## How to complete this task
Omit every picture, then give all the entries again exactly.

──────── Source data ────────

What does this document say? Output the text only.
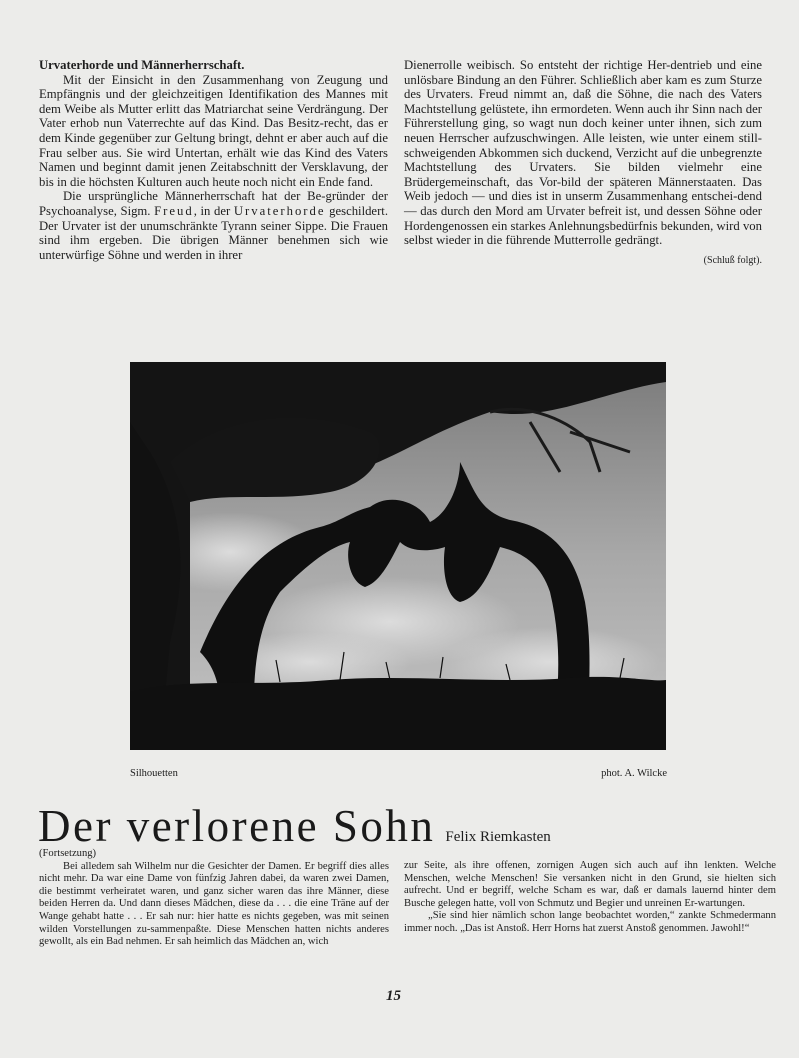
Urvaterhorde und Männerherrschaft.

Mit der Einsicht in den Zusammenhang von Zeugung und Empfängnis und der gleichzeitigen Identifikation des Mannes mit dem Weibe als Mutter erlitt das Matriarchat seine Verdrängung. Der Vater erhob nun Vaterrechte auf das Kind. Das Besitz-recht, das er dem Kinde gegenüber zur Geltung bringt, dehnt er aber auch auf die Frau selber aus. Sie wird Untertan, erhält wie das Kind des Vaters Namen und beginnt damit jenen Zeitabschnitt der Versklavung, der bis in die höchsten Kulturen auch heute noch nicht ein Ende fand.

Die ursprüngliche Männerherrschaft hat der Be-gründer der Psychoanalyse, Sigm. Freud, in der Urvaterhorde geschildert. Der Urvater ist der unumschränkte Tyrann seiner Sippe. Die Frauen sind ihm ergeben. Die übrigen Männer benehmen sich wie unterwürfige Söhne und werden in ihrer

Dienerrolle weibisch. So entsteht der richtige Her-dentrieb und eine unlösbare Bindung an den Führer. Schließlich aber kam es zum Sturze des Urvaters. Freud nimmt an, daß die Söhne, die nach des Vaters Machtstellung gelüstete, ihn ermordeten. Wenn auch ihr Sinn nach der Führerstellung ging, so wagt nun doch keiner unter ihnen, sich zum neuen Herrscher aufzuschwingen. Alle leisten, wie unter einem still-schweigenden Abkommen sich duckend, Verzicht auf die unbegrenzte Machtstellung des Urvaters. Sie bilden vielmehr eine Brüdergemeinschaft, das Vor-bild der späteren Männerstaaten. Das Weib jedoch — und dies ist in unserm Zusammenhang entschei-dend — das durch den Mord am Urvater befreit ist, und dessen Söhne oder Hordengenossen ein starkes Anlehnungsbedürfnis bekunden, wird von selbst wieder in die führende Mutterrolle gedrängt.

(Schluß folgt).

Silhouetten	phot. A. Wilcke
Der verlorene Sohn Felix Riemkasten

(Fortsetzung)

Bei alledem sah Wilhelm nur die Gesichter der Damen. Er begriff dies alles nicht mehr. Da war eine Dame von fünfzig Jahren dabei, da waren zwei Damen, die bestimmt verheiratet waren, und ganz sicher waren das ihre Männer, diese beiden Herren da. Und dann dieses Mädchen, diese da . . . die eine Träne auf der Wange gehabt hatte . . . Er sah nur: hier hatte es nichts gegeben, was mit seinen wilden Vorstellungen zu-sammenpaßte. Diese Menschen hatten nichts anderes gewollt, als ein Bad nehmen. Er sah heimlich das Mädchen an, wich

zur Seite, als ihre offenen, zornigen Augen sich auch auf ihn lenkten. Welche Menschen, welche Menschen! Sie versanken nicht in den Grund, sie hielten sich aufrecht. Und er begriff, welche Scham es war, daß er damals lauernd hinter dem Busche gelegen hatte, voll von Schmutz und Begier und unreinen Er-wartungen.

„Sie sind hier nämlich schon lange beobachtet worden,“ zankte Schmedermann immer noch. „Das ist Anstoß. Herr Horns hat zuerst Anstoß genommen. Jawohl!“

15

────────

## Solved problem
What does this document say? Output the text only.
Urvaterhorde und Männerherrschaft.

Mit der Einsicht in den Zusammenhang von Zeugung und Empfängnis und der gleichzeitigen Identifikation des Mannes mit dem Weibe als Mutter erlitt das Matriarchat seine Verdrängung. Der Vater erhob nun Vaterrechte auf das Kind. Das Besitz-recht, das er dem Kinde gegenüber zur Geltung bringt, dehnt er aber auch auf die Frau selber aus. Sie wird Untertan, erhält wie das Kind des Vaters Namen und beginnt damit jenen Zeitabschnitt der Versklavung, der bis in die höchsten Kulturen auch heute noch nicht ein Ende fand.

Die ursprüngliche Männerherrschaft hat der Be-gründer der Psychoanalyse, Sigm. Freud, in der Urvaterhorde geschildert. Der Urvater ist der unumschränkte Tyrann seiner Sippe. Die Frauen sind ihm ergeben. Die übrigen Männer benehmen sich wie unterwürfige Söhne und werden in ihrer

Dienerrolle weibisch. So entsteht der richtige Her-dentrieb und eine unlösbare Bindung an den Führer. Schließlich aber kam es zum Sturze des Urvaters. Freud nimmt an, daß die Söhne, die nach des Vaters Machtstellung gelüstete, ihn ermordeten. Wenn auch ihr Sinn nach der Führerstellung ging, so wagt nun doch keiner unter ihnen, sich zum neuen Herrscher aufzuschwingen. Alle leisten, wie unter einem still-schweigenden Abkommen sich duckend, Verzicht auf die unbegrenzte Machtstellung des Urvaters. Sie bilden vielmehr eine Brüdergemeinschaft, das Vor-bild der späteren Männerstaaten. Das Weib jedoch — und dies ist in unserm Zusammenhang entschei-dend — das durch den Mord am Urvater befreit ist, und dessen Söhne oder Hordengenossen ein starkes Anlehnungsbedürfnis bekunden, wird von selbst wieder in die führende Mutterrolle gedrängt.

(Schluß folgt).

Silhouetten	phot. A. Wilcke
Der verlorene Sohn Felix Riemkasten

(Fortsetzung)

Bei alledem sah Wilhelm nur die Gesichter der Damen. Er begriff dies alles nicht mehr. Da war eine Dame von fünfzig Jahren dabei, da waren zwei Damen, die bestimmt verheiratet waren, und ganz sicher waren das ihre Männer, diese beiden Herren da. Und dann dieses Mädchen, diese da . . . die eine Träne auf der Wange gehabt hatte . . . Er sah nur: hier hatte es nichts gegeben, was mit seinen wilden Vorstellungen zu-sammenpaßte. Diese Menschen hatten nichts anderes gewollt, als ein Bad nehmen. Er sah heimlich das Mädchen an, wich

zur Seite, als ihre offenen, zornigen Augen sich auch auf ihn lenkten. Welche Menschen, welche Menschen! Sie versanken nicht in den Grund, sie hielten sich aufrecht. Und er begriff, welche Scham es war, daß er damals lauernd hinter dem Busche gelegen hatte, voll von Schmutz und Begier und unreinen Er-wartungen.

„Sie sind hier nämlich schon lange beobachtet worden,“ zankte Schmedermann immer noch. „Das ist Anstoß. Herr Horns hat zuerst Anstoß genommen. Jawohl!“

15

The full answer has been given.